-- BEGIN --

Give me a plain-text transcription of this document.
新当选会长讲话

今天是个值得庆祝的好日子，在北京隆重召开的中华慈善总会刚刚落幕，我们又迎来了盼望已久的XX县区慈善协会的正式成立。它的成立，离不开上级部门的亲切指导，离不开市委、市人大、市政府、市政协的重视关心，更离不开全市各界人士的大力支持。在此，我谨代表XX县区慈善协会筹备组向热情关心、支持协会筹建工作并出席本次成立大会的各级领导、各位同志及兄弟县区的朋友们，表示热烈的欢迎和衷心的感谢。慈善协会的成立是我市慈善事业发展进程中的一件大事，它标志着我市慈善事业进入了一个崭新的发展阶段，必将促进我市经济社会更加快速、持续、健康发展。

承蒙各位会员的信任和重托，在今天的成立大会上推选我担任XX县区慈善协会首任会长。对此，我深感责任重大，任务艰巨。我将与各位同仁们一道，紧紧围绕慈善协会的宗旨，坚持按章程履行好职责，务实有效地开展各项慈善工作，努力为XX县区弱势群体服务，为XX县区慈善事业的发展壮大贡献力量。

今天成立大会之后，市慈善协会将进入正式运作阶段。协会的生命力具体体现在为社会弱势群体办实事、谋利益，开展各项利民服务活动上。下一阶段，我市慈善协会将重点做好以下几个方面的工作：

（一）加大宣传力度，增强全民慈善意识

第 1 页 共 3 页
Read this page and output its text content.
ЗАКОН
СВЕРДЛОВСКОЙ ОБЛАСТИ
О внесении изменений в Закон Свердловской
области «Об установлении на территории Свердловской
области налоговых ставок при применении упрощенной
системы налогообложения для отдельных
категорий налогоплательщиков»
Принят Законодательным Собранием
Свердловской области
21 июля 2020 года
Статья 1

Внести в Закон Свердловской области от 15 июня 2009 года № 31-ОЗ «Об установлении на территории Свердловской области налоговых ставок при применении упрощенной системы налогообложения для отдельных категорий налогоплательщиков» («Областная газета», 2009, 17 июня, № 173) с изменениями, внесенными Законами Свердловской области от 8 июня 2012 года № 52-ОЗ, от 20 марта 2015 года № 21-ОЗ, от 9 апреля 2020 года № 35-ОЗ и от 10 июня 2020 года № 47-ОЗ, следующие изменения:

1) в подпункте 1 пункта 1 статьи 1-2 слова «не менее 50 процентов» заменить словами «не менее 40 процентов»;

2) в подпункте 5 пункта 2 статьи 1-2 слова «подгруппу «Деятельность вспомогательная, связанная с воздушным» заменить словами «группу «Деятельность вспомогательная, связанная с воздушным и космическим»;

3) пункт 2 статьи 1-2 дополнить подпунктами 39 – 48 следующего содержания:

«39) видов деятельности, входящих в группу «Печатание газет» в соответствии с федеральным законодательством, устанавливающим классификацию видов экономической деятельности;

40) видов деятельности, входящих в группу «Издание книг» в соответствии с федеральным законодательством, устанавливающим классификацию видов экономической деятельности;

-- END --

To be done —
How many lines in the records above contain the word "видов"? Reply with the number and nothing more.

Task answer —
2